> AIM OF THE EXERCISE:
Copy the following rows line for line, with no changes.
# # # # #
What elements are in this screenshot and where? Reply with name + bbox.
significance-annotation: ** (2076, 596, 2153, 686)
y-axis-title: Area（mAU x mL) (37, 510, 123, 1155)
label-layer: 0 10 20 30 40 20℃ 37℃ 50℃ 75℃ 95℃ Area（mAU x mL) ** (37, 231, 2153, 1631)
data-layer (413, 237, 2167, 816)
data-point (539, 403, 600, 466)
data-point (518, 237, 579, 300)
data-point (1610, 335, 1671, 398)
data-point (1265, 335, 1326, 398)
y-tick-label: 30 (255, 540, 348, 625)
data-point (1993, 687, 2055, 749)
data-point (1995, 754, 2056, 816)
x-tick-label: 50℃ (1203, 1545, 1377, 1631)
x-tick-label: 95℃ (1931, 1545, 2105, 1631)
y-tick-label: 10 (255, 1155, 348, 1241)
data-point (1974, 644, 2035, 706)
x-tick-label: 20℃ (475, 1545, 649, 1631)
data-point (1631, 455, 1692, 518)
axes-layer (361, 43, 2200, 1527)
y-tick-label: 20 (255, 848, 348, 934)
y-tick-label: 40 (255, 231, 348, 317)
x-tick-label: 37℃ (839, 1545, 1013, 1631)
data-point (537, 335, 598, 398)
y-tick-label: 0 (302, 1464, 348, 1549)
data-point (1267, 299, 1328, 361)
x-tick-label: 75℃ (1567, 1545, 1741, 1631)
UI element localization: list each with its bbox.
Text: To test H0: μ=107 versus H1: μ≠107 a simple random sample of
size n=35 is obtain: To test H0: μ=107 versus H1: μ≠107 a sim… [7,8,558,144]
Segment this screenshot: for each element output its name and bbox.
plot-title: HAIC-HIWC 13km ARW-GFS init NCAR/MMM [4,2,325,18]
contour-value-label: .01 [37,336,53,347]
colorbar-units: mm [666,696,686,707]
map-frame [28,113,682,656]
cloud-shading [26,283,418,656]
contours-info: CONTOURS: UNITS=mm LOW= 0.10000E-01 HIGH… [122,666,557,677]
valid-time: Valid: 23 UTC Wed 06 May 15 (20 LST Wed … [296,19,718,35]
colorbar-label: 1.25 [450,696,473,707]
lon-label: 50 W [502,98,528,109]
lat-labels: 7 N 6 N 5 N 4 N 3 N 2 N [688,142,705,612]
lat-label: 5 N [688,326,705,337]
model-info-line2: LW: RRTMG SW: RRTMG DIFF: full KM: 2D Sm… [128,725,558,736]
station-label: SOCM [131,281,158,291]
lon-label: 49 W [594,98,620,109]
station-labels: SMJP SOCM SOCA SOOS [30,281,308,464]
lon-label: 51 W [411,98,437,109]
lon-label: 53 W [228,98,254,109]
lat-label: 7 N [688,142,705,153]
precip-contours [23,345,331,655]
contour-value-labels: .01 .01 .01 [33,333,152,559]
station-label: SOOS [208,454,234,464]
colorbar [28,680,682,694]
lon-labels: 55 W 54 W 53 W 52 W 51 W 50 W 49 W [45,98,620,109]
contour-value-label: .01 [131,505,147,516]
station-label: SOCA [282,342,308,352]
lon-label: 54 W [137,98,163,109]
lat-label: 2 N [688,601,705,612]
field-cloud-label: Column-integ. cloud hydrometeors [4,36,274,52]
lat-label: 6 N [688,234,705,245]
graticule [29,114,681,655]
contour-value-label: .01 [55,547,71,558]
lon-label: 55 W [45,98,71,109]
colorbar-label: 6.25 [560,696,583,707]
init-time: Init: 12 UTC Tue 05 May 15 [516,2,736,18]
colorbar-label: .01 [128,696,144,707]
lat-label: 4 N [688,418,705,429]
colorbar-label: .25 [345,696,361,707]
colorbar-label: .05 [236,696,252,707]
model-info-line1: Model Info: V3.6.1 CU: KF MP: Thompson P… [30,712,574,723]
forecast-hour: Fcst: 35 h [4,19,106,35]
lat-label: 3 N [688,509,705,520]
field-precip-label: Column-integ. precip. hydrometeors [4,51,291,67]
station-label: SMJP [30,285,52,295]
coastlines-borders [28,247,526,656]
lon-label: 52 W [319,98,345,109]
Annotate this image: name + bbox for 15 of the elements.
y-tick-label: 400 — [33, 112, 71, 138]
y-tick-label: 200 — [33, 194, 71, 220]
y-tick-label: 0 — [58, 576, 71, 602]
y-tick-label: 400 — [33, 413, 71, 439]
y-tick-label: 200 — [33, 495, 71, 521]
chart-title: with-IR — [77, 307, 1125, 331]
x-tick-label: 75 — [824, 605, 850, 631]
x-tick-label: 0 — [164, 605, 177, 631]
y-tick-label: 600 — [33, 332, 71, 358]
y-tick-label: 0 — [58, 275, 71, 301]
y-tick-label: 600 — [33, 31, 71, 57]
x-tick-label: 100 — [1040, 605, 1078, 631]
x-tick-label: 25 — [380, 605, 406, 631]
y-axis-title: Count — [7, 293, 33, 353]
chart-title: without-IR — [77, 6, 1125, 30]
# # # # #
> WRITTEN RESPONSE:
What elements are in this screenshot and where? Reply with name + bbox.
significance-annotation: ** (2076, 596, 2153, 686)
y-axis-title: Area（mAU x mL) (37, 510, 123, 1155)
label-layer: 0 10 20 30 40 20℃ 37℃ 50℃ 75℃ 95℃ Area（mAU x mL) ** (37, 231, 2153, 1631)
data-layer (413, 237, 2167, 816)
data-point (539, 403, 600, 466)
data-point (518, 237, 579, 300)
data-point (1610, 335, 1671, 398)
data-point (1265, 335, 1326, 398)
y-tick-label: 30 (255, 540, 348, 625)
data-point (1993, 687, 2055, 749)
data-point (1995, 754, 2056, 816)
x-tick-label: 50℃ (1203, 1545, 1377, 1631)
x-tick-label: 95℃ (1931, 1545, 2105, 1631)
y-tick-label: 10 (255, 1155, 348, 1241)
data-point (1974, 644, 2035, 706)
x-tick-label: 20℃ (475, 1545, 649, 1631)
data-point (1631, 455, 1692, 518)
axes-layer (361, 43, 2200, 1527)
y-tick-label: 20 (255, 848, 348, 934)
y-tick-label: 40 (255, 231, 348, 317)
x-tick-label: 37℃ (839, 1545, 1013, 1631)
data-point (537, 335, 598, 398)
y-tick-label: 0 (302, 1464, 348, 1549)
data-point (1267, 299, 1328, 361)
x-tick-label: 75℃ (1567, 1545, 1741, 1631)
UI element localization: list each with its bbox.
Text: To test H0: μ=107 versus H1: μ≠107 a simple random sample of
size n=35 is obtain: To test H0: μ=107 versus H1: μ≠107 a sim… [7,8,558,144]
Segment this screenshot: for each element output its name and bbox.
plot-title: HAIC-HIWC 13km ARW-GFS init NCAR/MMM [4,2,325,18]
contour-value-label: .01 [37,336,53,347]
colorbar-units: mm [666,696,686,707]
map-frame [28,113,682,656]
cloud-shading [26,283,418,656]
contours-info: CONTOURS: UNITS=mm LOW= 0.10000E-01 HIGH… [122,666,557,677]
valid-time: Valid: 23 UTC Wed 06 May 15 (20 LST Wed … [296,19,718,35]
colorbar-label: 1.25 [450,696,473,707]
lon-label: 50 W [502,98,528,109]
lat-labels: 7 N 6 N 5 N 4 N 3 N 2 N [688,142,705,612]
lat-label: 5 N [688,326,705,337]
model-info-line2: LW: RRTMG SW: RRTMG DIFF: full KM: 2D Sm… [128,725,558,736]
station-label: SOCM [131,281,158,291]
lon-label: 49 W [594,98,620,109]
station-labels: SMJP SOCM SOCA SOOS [30,281,308,464]
lon-label: 51 W [411,98,437,109]
lon-label: 53 W [228,98,254,109]
lat-label: 7 N [688,142,705,153]
precip-contours [23,345,331,655]
contour-value-labels: .01 .01 .01 [33,333,152,559]
station-label: SOOS [208,454,234,464]
colorbar [28,680,682,694]
lon-labels: 55 W 54 W 53 W 52 W 51 W 50 W 49 W [45,98,620,109]
contour-value-label: .01 [131,505,147,516]
station-label: SOCA [282,342,308,352]
lon-label: 54 W [137,98,163,109]
lat-label: 2 N [688,601,705,612]
field-cloud-label: Column-integ. cloud hydrometeors [4,36,274,52]
lat-label: 6 N [688,234,705,245]
graticule [29,114,681,655]
contour-value-label: .01 [55,547,71,558]
lon-label: 55 W [45,98,71,109]
colorbar-label: 6.25 [560,696,583,707]
init-time: Init: 12 UTC Tue 05 May 15 [516,2,736,18]
colorbar-label: .01 [128,696,144,707]
lat-label: 4 N [688,418,705,429]
colorbar-label: .25 [345,696,361,707]
colorbar-label: .05 [236,696,252,707]
model-info-line1: Model Info: V3.6.1 CU: KF MP: Thompson P… [30,712,574,723]
forecast-hour: Fcst: 35 h [4,19,106,35]
lat-label: 3 N [688,509,705,520]
field-precip-label: Column-integ. precip. hydrometeors [4,51,291,67]
station-label: SMJP [30,285,52,295]
coastlines-borders [28,247,526,656]
lon-label: 52 W [319,98,345,109]
Annotate this image: name + bbox for 15 of the elements.
y-tick-label: 400 — [33, 112, 71, 138]
y-tick-label: 200 — [33, 194, 71, 220]
y-tick-label: 0 — [58, 576, 71, 602]
y-tick-label: 400 — [33, 413, 71, 439]
y-tick-label: 200 — [33, 495, 71, 521]
chart-title: with-IR — [77, 307, 1125, 331]
x-tick-label: 75 — [824, 605, 850, 631]
x-tick-label: 0 — [164, 605, 177, 631]
y-tick-label: 600 — [33, 332, 71, 358]
y-tick-label: 0 — [58, 275, 71, 301]
y-tick-label: 600 — [33, 31, 71, 57]
x-tick-label: 100 — [1040, 605, 1078, 631]
x-tick-label: 25 — [380, 605, 406, 631]
y-axis-title: Count — [7, 293, 33, 353]
chart-title: without-IR — [77, 6, 1125, 30]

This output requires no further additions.